> [YOUR INSTRUCTIONS] Reproduce all of the data exactly, with no line skipped.

— Start of GIVEN RECORDS —

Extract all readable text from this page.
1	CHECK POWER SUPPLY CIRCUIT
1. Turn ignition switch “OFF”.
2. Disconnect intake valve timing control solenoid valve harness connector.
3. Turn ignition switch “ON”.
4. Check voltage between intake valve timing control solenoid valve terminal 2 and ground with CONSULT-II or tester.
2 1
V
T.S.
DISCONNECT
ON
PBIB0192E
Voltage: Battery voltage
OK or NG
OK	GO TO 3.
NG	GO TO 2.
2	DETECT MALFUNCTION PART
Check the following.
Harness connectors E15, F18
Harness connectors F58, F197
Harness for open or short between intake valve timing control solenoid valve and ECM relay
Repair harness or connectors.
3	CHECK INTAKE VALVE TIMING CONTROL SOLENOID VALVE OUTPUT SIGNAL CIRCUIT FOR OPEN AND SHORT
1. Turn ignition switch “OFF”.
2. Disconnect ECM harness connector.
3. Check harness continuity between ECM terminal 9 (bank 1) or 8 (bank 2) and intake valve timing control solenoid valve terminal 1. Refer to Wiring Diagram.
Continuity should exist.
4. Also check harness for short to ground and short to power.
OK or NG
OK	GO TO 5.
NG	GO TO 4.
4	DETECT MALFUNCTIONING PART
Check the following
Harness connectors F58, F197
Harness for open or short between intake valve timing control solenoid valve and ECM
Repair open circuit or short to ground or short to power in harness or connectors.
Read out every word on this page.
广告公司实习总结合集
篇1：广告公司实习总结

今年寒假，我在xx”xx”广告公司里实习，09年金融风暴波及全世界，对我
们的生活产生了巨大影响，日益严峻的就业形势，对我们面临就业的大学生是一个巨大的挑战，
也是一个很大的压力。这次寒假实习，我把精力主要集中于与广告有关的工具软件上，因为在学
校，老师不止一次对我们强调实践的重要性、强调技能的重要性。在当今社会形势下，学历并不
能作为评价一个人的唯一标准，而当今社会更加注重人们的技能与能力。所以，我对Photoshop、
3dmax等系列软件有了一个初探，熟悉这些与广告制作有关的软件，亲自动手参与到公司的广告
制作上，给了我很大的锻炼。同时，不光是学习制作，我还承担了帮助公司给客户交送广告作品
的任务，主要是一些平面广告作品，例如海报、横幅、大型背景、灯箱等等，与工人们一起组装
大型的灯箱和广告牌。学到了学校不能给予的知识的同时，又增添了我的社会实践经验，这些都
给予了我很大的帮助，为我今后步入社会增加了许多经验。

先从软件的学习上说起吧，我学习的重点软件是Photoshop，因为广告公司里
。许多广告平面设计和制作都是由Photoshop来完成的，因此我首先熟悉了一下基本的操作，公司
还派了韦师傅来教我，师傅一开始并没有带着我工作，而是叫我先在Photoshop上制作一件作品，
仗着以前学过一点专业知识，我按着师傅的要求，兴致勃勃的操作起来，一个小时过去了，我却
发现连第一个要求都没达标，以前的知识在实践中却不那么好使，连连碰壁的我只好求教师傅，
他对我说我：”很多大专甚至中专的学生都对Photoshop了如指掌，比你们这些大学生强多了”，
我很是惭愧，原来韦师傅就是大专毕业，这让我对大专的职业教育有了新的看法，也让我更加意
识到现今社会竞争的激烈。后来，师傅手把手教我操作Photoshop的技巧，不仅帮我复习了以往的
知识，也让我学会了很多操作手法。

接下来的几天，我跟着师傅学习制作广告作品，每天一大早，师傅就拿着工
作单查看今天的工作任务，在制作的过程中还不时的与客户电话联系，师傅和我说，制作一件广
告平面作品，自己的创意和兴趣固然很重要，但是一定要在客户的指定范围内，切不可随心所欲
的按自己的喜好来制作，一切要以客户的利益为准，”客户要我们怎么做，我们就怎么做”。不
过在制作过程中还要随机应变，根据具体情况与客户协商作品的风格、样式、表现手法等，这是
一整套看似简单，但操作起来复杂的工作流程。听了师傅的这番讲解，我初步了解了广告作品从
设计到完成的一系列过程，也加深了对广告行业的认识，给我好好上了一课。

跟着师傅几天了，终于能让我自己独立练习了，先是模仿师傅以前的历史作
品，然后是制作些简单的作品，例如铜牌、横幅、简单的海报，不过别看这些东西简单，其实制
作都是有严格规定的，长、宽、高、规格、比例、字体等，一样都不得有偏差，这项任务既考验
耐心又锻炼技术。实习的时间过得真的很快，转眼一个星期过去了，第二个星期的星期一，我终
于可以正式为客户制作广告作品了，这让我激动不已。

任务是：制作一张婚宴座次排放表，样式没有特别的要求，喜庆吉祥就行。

— End of GIVEN RECORDS —

> [FINAL RESULT]
Extract all readable text from this page.
1	CHECK POWER SUPPLY CIRCUIT
1. Turn ignition switch “OFF”.
2. Disconnect intake valve timing control solenoid valve harness connector.
3. Turn ignition switch “ON”.
4. Check voltage between intake valve timing control solenoid valve terminal 2 and ground with CONSULT-II or tester.
2 1
V
T.S.
DISCONNECT
ON
PBIB0192E
Voltage: Battery voltage
OK or NG
OK	GO TO 3.
NG	GO TO 2.
2	DETECT MALFUNCTION PART
Check the following.
Harness connectors E15, F18
Harness connectors F58, F197
Harness for open or short between intake valve timing control solenoid valve and ECM relay
Repair harness or connectors.
3	CHECK INTAKE VALVE TIMING CONTROL SOLENOID VALVE OUTPUT SIGNAL CIRCUIT FOR OPEN AND SHORT
1. Turn ignition switch “OFF”.
2. Disconnect ECM harness connector.
3. Check harness continuity between ECM terminal 9 (bank 1) or 8 (bank 2) and intake valve timing control solenoid valve terminal 1. Refer to Wiring Diagram.
Continuity should exist.
4. Also check harness for short to ground and short to power.
OK or NG
OK	GO TO 5.
NG	GO TO 4.
4	DETECT MALFUNCTIONING PART
Check the following
Harness connectors F58, F197
Harness for open or short between intake valve timing control solenoid valve and ECM
Repair open circuit or short to ground or short to power in harness or connectors.
Read out every word on this page.
广告公司实习总结合集
篇1：广告公司实习总结

今年寒假，我在xx”xx”广告公司里实习，09年金融风暴波及全世界，对我
们的生活产生了巨大影响，日益严峻的就业形势，对我们面临就业的大学生是一个巨大的挑战，
也是一个很大的压力。这次寒假实习，我把精力主要集中于与广告有关的工具软件上，因为在学
校，老师不止一次对我们强调实践的重要性、强调技能的重要性。在当今社会形势下，学历并不
能作为评价一个人的唯一标准，而当今社会更加注重人们的技能与能力。所以，我对Photoshop、
3dmax等系列软件有了一个初探，熟悉这些与广告制作有关的软件，亲自动手参与到公司的广告
制作上，给了我很大的锻炼。同时，不光是学习制作，我还承担了帮助公司给客户交送广告作品
的任务，主要是一些平面广告作品，例如海报、横幅、大型背景、灯箱等等，与工人们一起组装
大型的灯箱和广告牌。学到了学校不能给予的知识的同时，又增添了我的社会实践经验，这些都
给予了我很大的帮助，为我今后步入社会增加了许多经验。

先从软件的学习上说起吧，我学习的重点软件是Photoshop，因为广告公司里
。许多广告平面设计和制作都是由Photoshop来完成的，因此我首先熟悉了一下基本的操作，公司
还派了韦师傅来教我，师傅一开始并没有带着我工作，而是叫我先在Photoshop上制作一件作品，
仗着以前学过一点专业知识，我按着师傅的要求，兴致勃勃的操作起来，一个小时过去了，我却
发现连第一个要求都没达标，以前的知识在实践中却不那么好使，连连碰壁的我只好求教师傅，
他对我说我：”很多大专甚至中专的学生都对Photoshop了如指掌，比你们这些大学生强多了”，
我很是惭愧，原来韦师傅就是大专毕业，这让我对大专的职业教育有了新的看法，也让我更加意
识到现今社会竞争的激烈。后来，师傅手把手教我操作Photoshop的技巧，不仅帮我复习了以往的
知识，也让我学会了很多操作手法。

接下来的几天，我跟着师傅学习制作广告作品，每天一大早，师傅就拿着工
作单查看今天的工作任务，在制作的过程中还不时的与客户电话联系，师傅和我说，制作一件广
告平面作品，自己的创意和兴趣固然很重要，但是一定要在客户的指定范围内，切不可随心所欲
的按自己的喜好来制作，一切要以客户的利益为准，”客户要我们怎么做，我们就怎么做”。不
过在制作过程中还要随机应变，根据具体情况与客户协商作品的风格、样式、表现手法等，这是
一整套看似简单，但操作起来复杂的工作流程。听了师傅的这番讲解，我初步了解了广告作品从
设计到完成的一系列过程，也加深了对广告行业的认识，给我好好上了一课。

跟着师傅几天了，终于能让我自己独立练习了，先是模仿师傅以前的历史作
品，然后是制作些简单的作品，例如铜牌、横幅、简单的海报，不过别看这些东西简单，其实制
作都是有严格规定的，长、宽、高、规格、比例、字体等，一样都不得有偏差，这项任务既考验
耐心又锻炼技术。实习的时间过得真的很快，转眼一个星期过去了，第二个星期的星期一，我终
于可以正式为客户制作广告作品了，这让我激动不已。

任务是：制作一张婚宴座次排放表，样式没有特别的要求，喜庆吉祥就行。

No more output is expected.